• **WRITTEN TASK**
Go through the listing below and list every line with "博士生导师".

• **INPUT ROWS**
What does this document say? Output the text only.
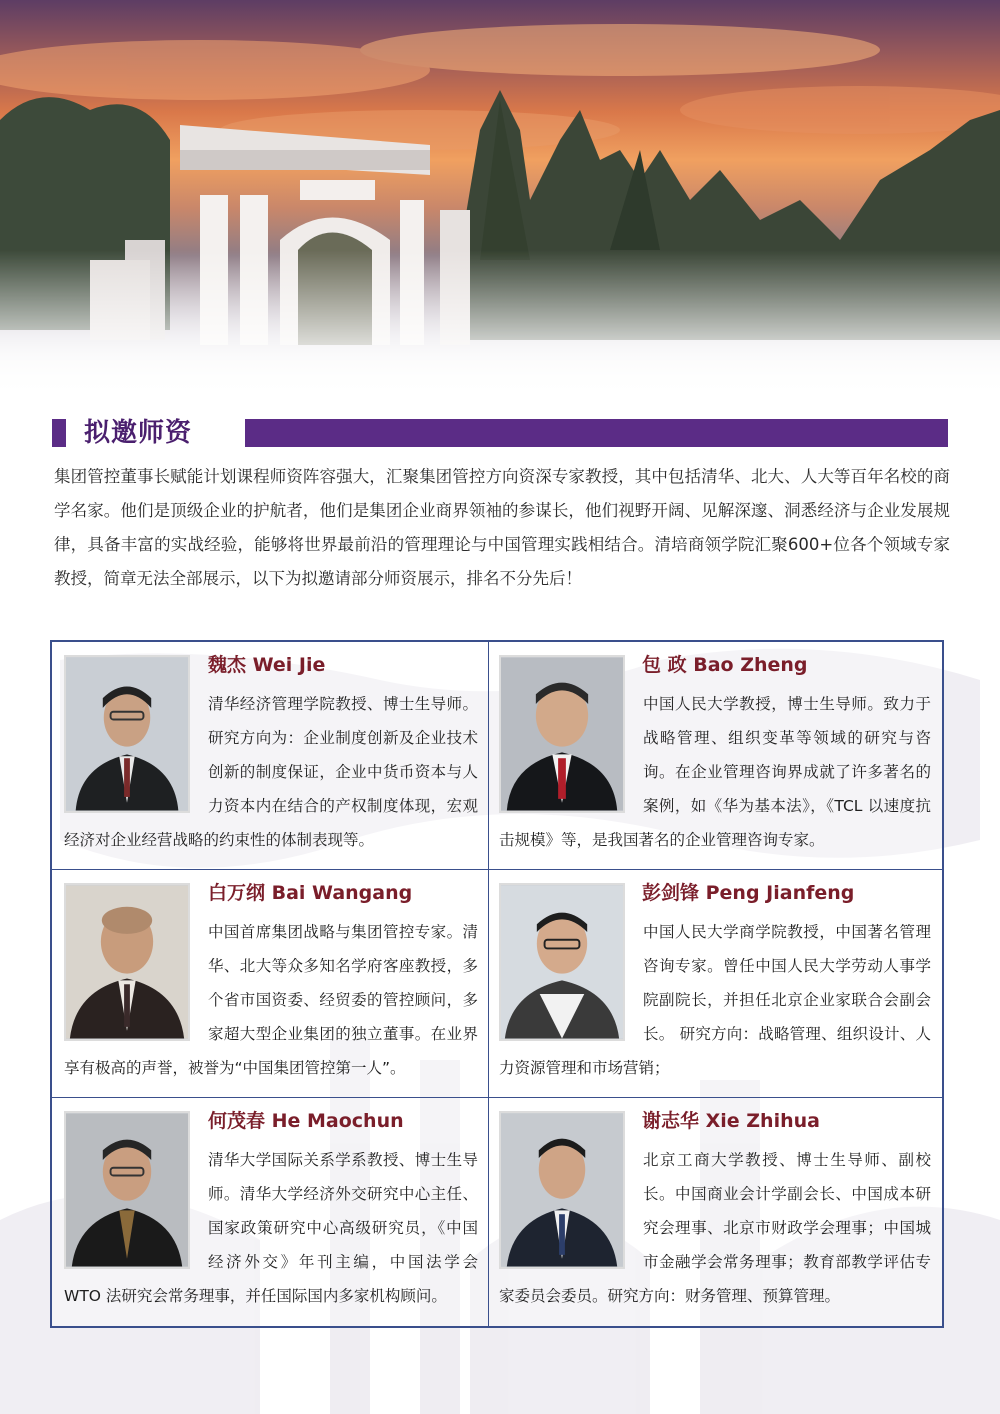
拟邀师资
集团管控董事长赋能计划课程师资阵容强大，汇聚集团管控方向资深专家教授，其中包括清华、北大、人大等百年名校的商学名家。他们是顶级企业的护航者，他们是集团企业商界领袖的参谋长，他们视野开阔、见解深邃、洞悉经济与企业发展规律，具备丰富的实战经验，能够将世界最前沿的管理理论与中国管理实践相结合。清培商领学院汇聚600+位各个领域专家教授，简章无法全部展示，以下为拟邀请部分师资展示，排名不分先后！
魏杰 Wei Jie
清华经济管理学院教授、博士生导师。研究方向为：企业制度创新及企业技术创新的制度保证，企业中货币资本与人力资本内在结合的产权制度体现，宏观经济对企业经营战略的约束性的体制表现等。
包 政 Bao Zheng
中国人民大学教授，博士生导师。致力于战略管理、组织变革等领域的研究与咨询。在企业管理咨询界成就了许多著名的案例，如《华为基本法》，《TCL 以速度抗击规模》等，是我国著名的企业管理咨询专家。
白万纲 Bai Wangang
中国首席集团战略与集团管控专家。清华、北大等众多知名学府客座教授，多个省市国资委、经贸委的管控顾问，多家超大型企业集团的独立董事。在业界享有极高的声誉，被誉为“中国集团管控第一人”。
彭剑锋 Peng Jianfeng
中国人民大学商学院教授，中国著名管理咨询专家。曾任中国人民大学劳动人事学院副院长，并担任北京企业家联合会副会长。 研究方向：战略管理、组织设计、人力资源管理和市场营销；
何茂春 He Maochun
清华大学国际关系学系教授、博士生导师。清华大学经济外交研究中心主任、国家政策研究中心高级研究员，《中国经济外交》年刊主编，中国法学会 WTO 法研究会常务理事，并任国际国内多家机构顾问。
谢志华 Xie Zhihua
北京工商大学教授、博士生导师、副校长。中国商业会计学副会长、中国成本研究会理事、北京市财政学会理事；中国城市金融学会常务理事；教育部教学评估专家委员会委员。研究方向：财务管理、预算管理。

• **WORKED ANSWER**
清华经济管理学院教授、博士生导师。研究方向为：企业制度创新及企业技术创新的制度保证，企业中货币资本与人力资本内在结合的产权制度体现，宏观经济对企业经营战略的约束性的体制表现等。
中国人民大学教授，博士生导师。致力于战略管理、组织变革等领域的研究与咨询。在企业管理咨询界成就了许多著名的案例，如《华为基本法》，《TCL 以速度抗击规模》等，是我国著名的企业管理咨询专家。
清华大学国际关系学系教授、博士生导师。清华大学经济外交研究中心主任、国家政策研究中心高级研究员，《中国经济外交》年刊主编，中国法学会 WTO 法研究会常务理事，并任国际国内多家机构顾问。
北京工商大学教授、博士生导师、副校长。中国商业会计学副会长、中国成本研究会理事、北京市财政学会理事；中国城市金融学会常务理事；教育部教学评估专家委员会委员。研究方向：财务管理、预算管理。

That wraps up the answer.